_THE EXERCISE_
Print the entries that appear below, exactly as written and without their pictures.

_DATA SUPPLIED_
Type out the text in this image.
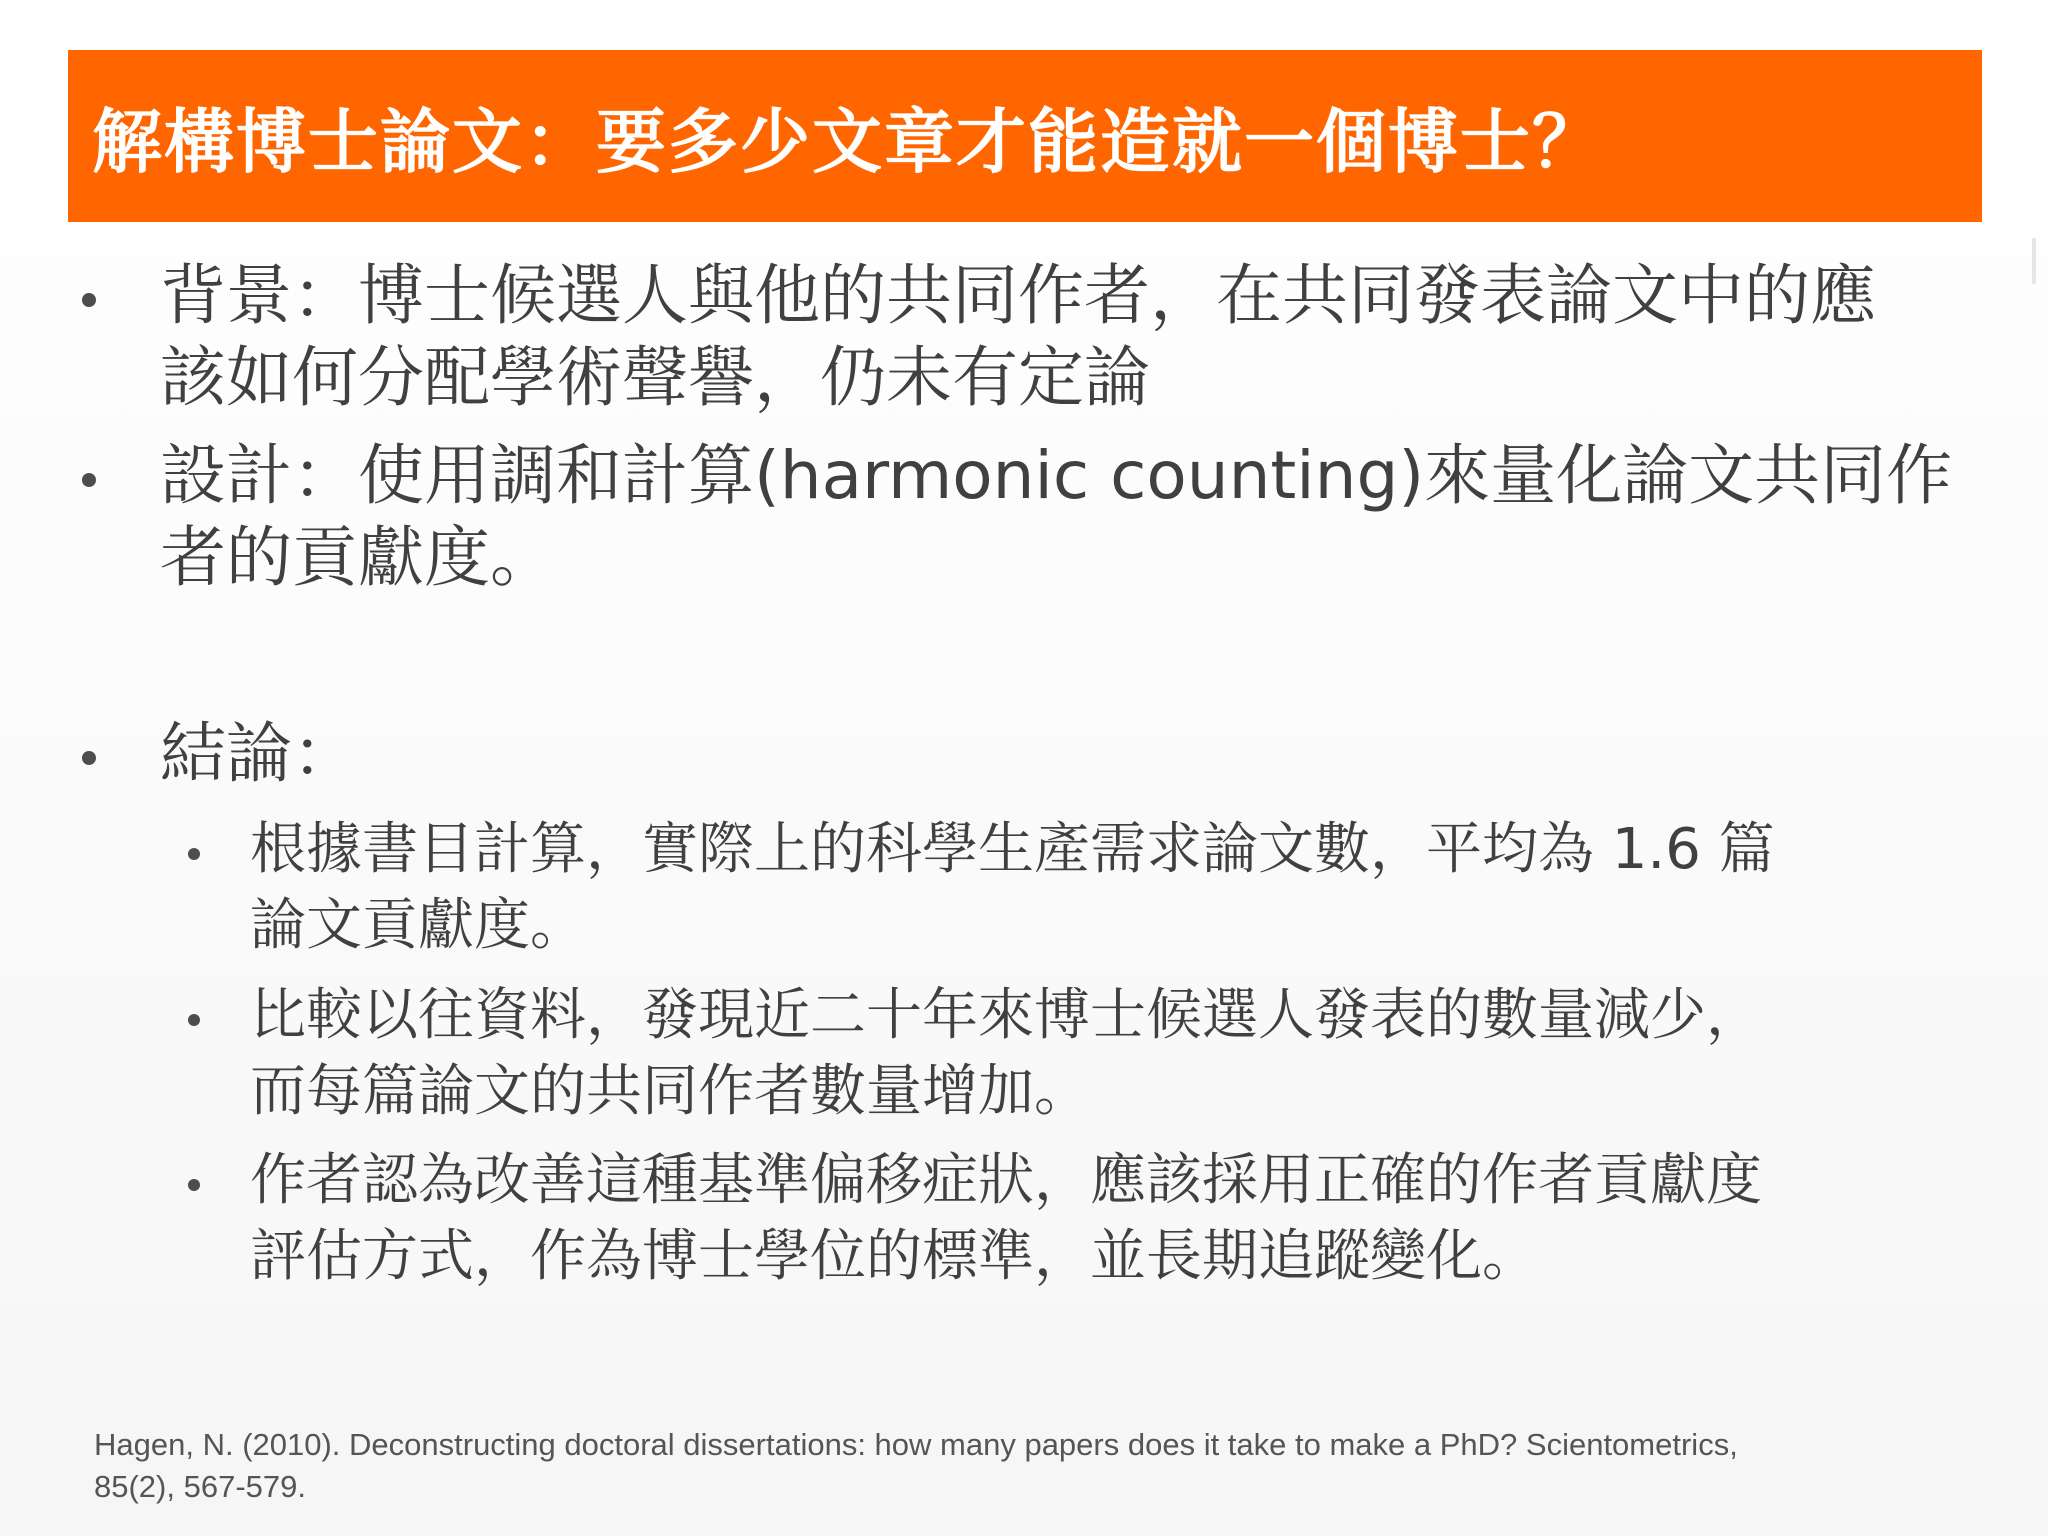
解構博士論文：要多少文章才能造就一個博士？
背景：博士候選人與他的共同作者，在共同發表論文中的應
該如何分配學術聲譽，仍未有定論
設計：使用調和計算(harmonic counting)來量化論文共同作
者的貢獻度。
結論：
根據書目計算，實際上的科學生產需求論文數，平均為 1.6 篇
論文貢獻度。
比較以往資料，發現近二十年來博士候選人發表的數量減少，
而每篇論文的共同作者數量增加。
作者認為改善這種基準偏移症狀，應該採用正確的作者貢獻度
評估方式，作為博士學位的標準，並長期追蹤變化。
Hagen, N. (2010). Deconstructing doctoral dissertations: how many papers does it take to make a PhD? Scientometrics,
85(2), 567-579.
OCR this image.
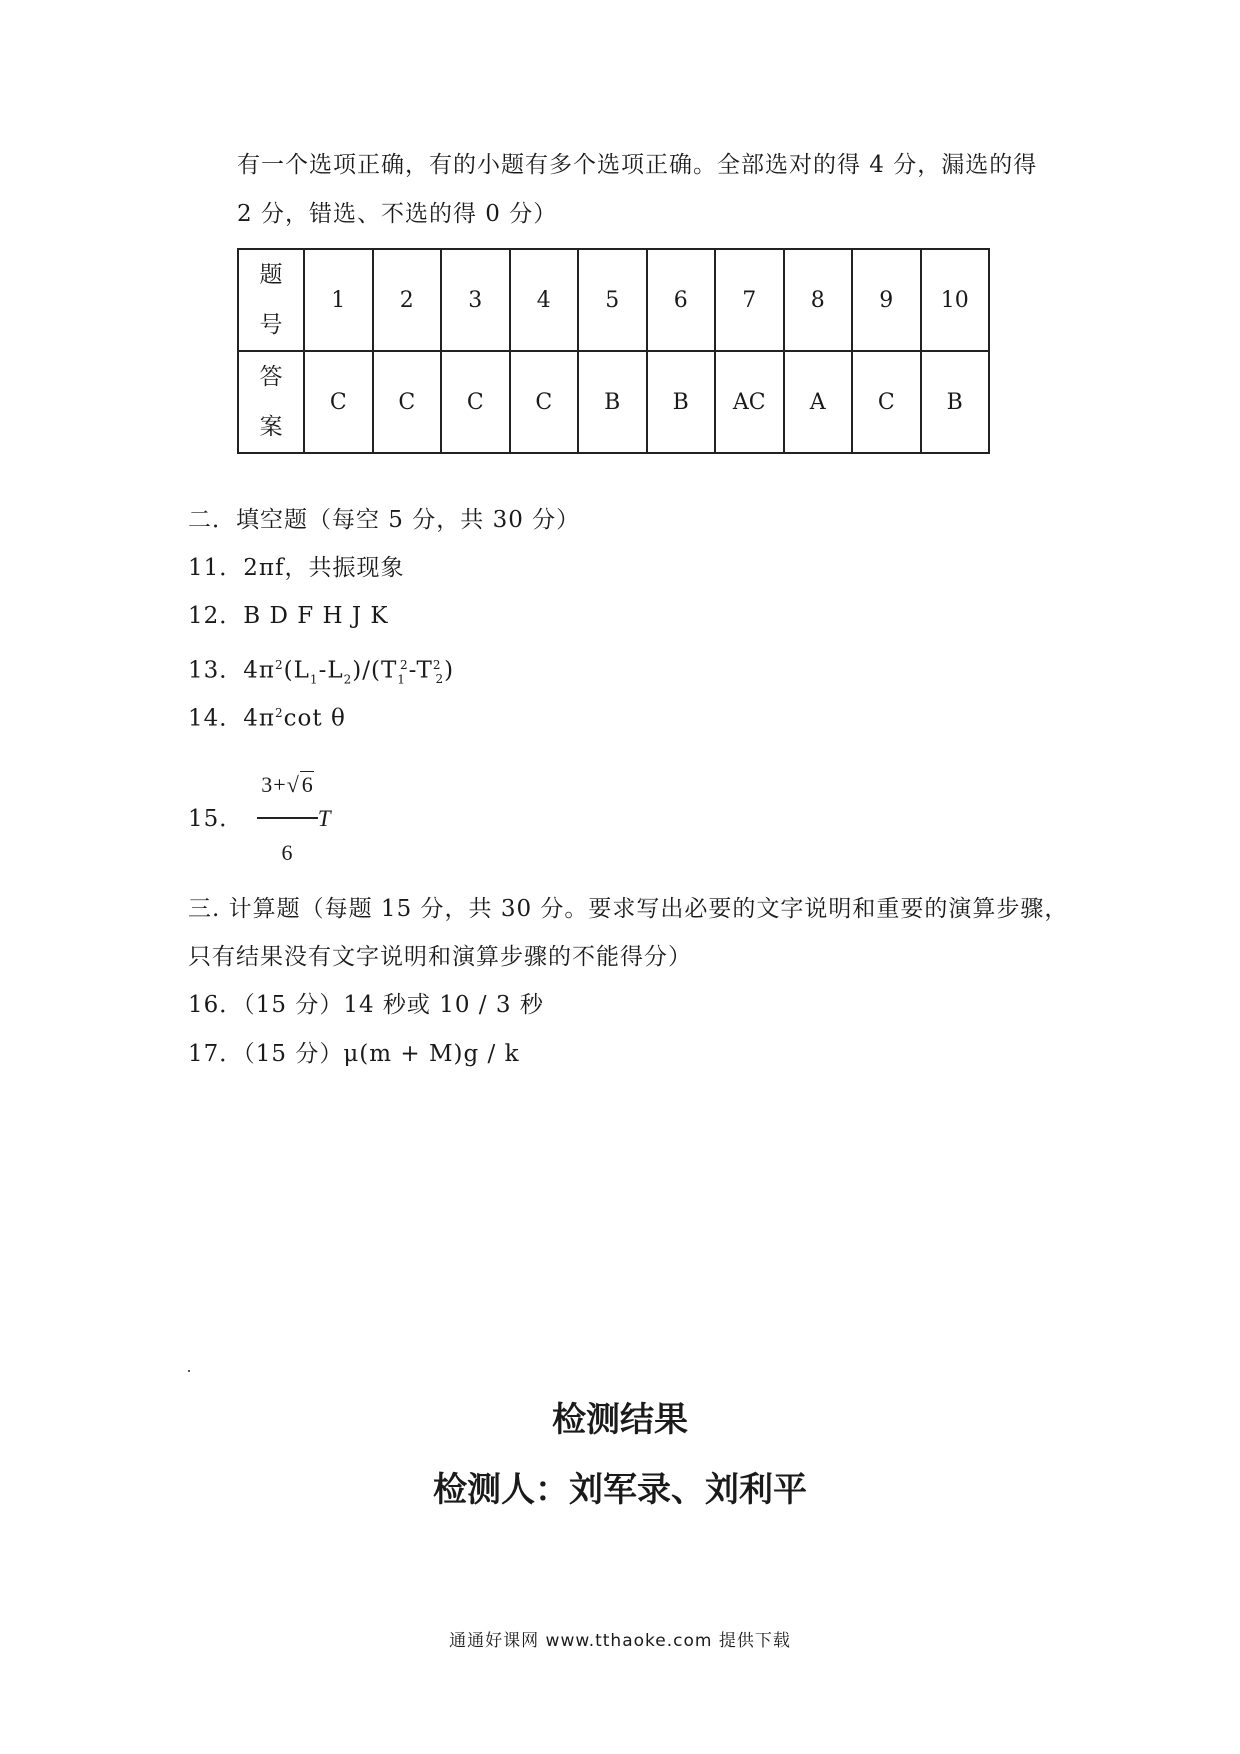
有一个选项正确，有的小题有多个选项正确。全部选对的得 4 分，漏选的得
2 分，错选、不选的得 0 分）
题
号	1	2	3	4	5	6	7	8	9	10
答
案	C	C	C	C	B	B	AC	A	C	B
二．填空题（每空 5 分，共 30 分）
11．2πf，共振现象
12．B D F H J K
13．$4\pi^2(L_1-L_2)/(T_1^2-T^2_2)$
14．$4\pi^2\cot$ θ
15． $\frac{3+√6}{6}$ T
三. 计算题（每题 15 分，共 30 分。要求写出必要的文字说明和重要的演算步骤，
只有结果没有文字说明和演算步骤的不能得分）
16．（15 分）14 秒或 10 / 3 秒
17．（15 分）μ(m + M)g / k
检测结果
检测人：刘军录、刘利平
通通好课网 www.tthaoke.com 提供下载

_TASK SOLUTION_
Type out the text in this image.
解構博士論文：要多少文章才能造就一個博士？
背景：博士候選人與他的共同作者，在共同發表論文中的應
該如何分配學術聲譽，仍未有定論
設計：使用調和計算(harmonic counting)來量化論文共同作
者的貢獻度。
結論：
根據書目計算，實際上的科學生產需求論文數，平均為 1.6 篇
論文貢獻度。
比較以往資料，發現近二十年來博士候選人發表的數量減少，
而每篇論文的共同作者數量增加。
作者認為改善這種基準偏移症狀，應該採用正確的作者貢獻度
評估方式，作為博士學位的標準，並長期追蹤變化。
Hagen, N. (2010). Deconstructing doctoral dissertations: how many papers does it take to make a PhD? Scientometrics,
85(2), 567-579.
OCR this image.
有一个选项正确，有的小题有多个选项正确。全部选对的得 4 分，漏选的得
2 分，错选、不选的得 0 分）
题
号	1	2	3	4	5	6	7	8	9	10
答
案	C	C	C	C	B	B	AC	A	C	B
二．填空题（每空 5 分，共 30 分）
11．2πf，共振现象
12．B D F H J K
13．$4\pi^2(L_1-L_2)/(T_1^2-T^2_2)$
14．$4\pi^2\cot$ θ
15． $\frac{3+√6}{6}$ T
三. 计算题（每题 15 分，共 30 分。要求写出必要的文字说明和重要的演算步骤，
只有结果没有文字说明和演算步骤的不能得分）
16．（15 分）14 秒或 10 / 3 秒
17．（15 分）μ(m + M)g / k
检测结果
检测人：刘军录、刘利平
通通好课网 www.tthaoke.com 提供下载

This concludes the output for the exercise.